» Requirement
Extract every record, exactly as written, and ignore the pictures.

» Supplied entries

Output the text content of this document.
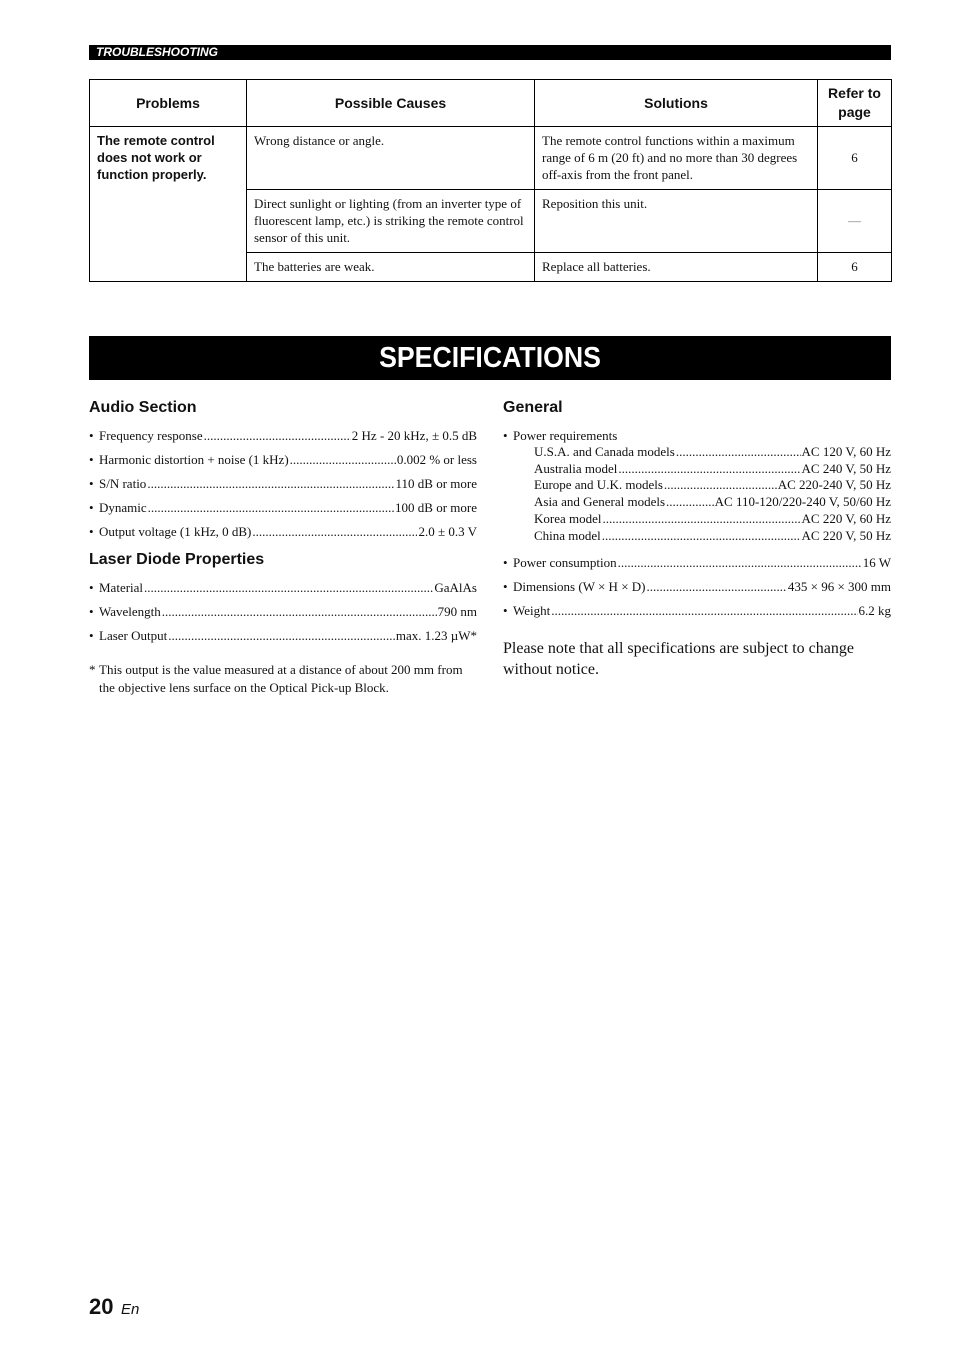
TROUBLESHOOTING
Problems	Possible Causes	Solutions	Refer to page
The remote control does not work or function properly.	Wrong distance or angle.	The remote control functions within a maximum range of 6 m (20 ft) and no more than 30 degrees off-axis from the front panel.	6
	Direct sunlight or lighting (from an inverter type of fluorescent lamp, etc.) is striking the remote control sensor of this unit.	Reposition this unit.	—
	The batteries are weak.	Replace all batteries.	6
SPECIFICATIONS
Audio Section
• Frequency response .....	2 Hz - 20 kHz, ± 0.5 dB
• Harmonic distortion + noise (1 kHz) .....	0.002 % or less
• S/N ratio .....	110 dB or more
• Dynamic .....	100 dB or more
• Output voltage (1 kHz, 0 dB) .....	2.0 ± 0.3 V
Laser Diode Properties
• Material .....	GaAlAs
• Wavelength .....	790 nm
• Laser Output .....	max. 1.23 µW*
* This output is the value measured at a distance of about 200 mm from the objective lens surface on the Optical Pick-up Block.
General
• Power requirements
U.S.A. and Canada models .....	AC 120 V, 60 Hz
Australia model .....	AC 240 V, 50 Hz
Europe and U.K. models .....	AC 220-240 V, 50 Hz
Asia and General models .....	AC 110-120/220-240 V, 50/60 Hz
Korea model .....	AC 220 V, 60 Hz
China model .....	AC 220 V, 50 Hz
• Power consumption .....	16 W
• Dimensions (W × H × D) .....	435 × 96 × 300 mm
• Weight .....	6.2 kg
Please note that all specifications are subject to change without notice.
20 En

» Final answer
Output the text content of this document.
TROUBLESHOOTING
Problems	Possible Causes	Solutions	Refer to page
The remote control does not work or function properly.	Wrong distance or angle.	The remote control functions within a maximum range of 6 m (20 ft) and no more than 30 degrees off-axis from the front panel.	6
	Direct sunlight or lighting (from an inverter type of fluorescent lamp, etc.) is striking the remote control sensor of this unit.	Reposition this unit.	—
	The batteries are weak.	Replace all batteries.	6
SPECIFICATIONS
Audio Section
• Frequency response .....	2 Hz - 20 kHz, ± 0.5 dB
• Harmonic distortion + noise (1 kHz) .....	0.002 % or less
• S/N ratio .....	110 dB or more
• Dynamic .....	100 dB or more
• Output voltage (1 kHz, 0 dB) .....	2.0 ± 0.3 V
Laser Diode Properties
• Material .....	GaAlAs
• Wavelength .....	790 nm
• Laser Output .....	max. 1.23 µW*
* This output is the value measured at a distance of about 200 mm from the objective lens surface on the Optical Pick-up Block.
General
• Power requirements
U.S.A. and Canada models .....	AC 120 V, 60 Hz
Australia model .....	AC 240 V, 50 Hz
Europe and U.K. models .....	AC 220-240 V, 50 Hz
Asia and General models .....	AC 110-120/220-240 V, 50/60 Hz
Korea model .....	AC 220 V, 60 Hz
China model .....	AC 220 V, 50 Hz
• Power consumption .....	16 W
• Dimensions (W × H × D) .....	435 × 96 × 300 mm
• Weight .....	6.2 kg
Please note that all specifications are subject to change without notice.
20 En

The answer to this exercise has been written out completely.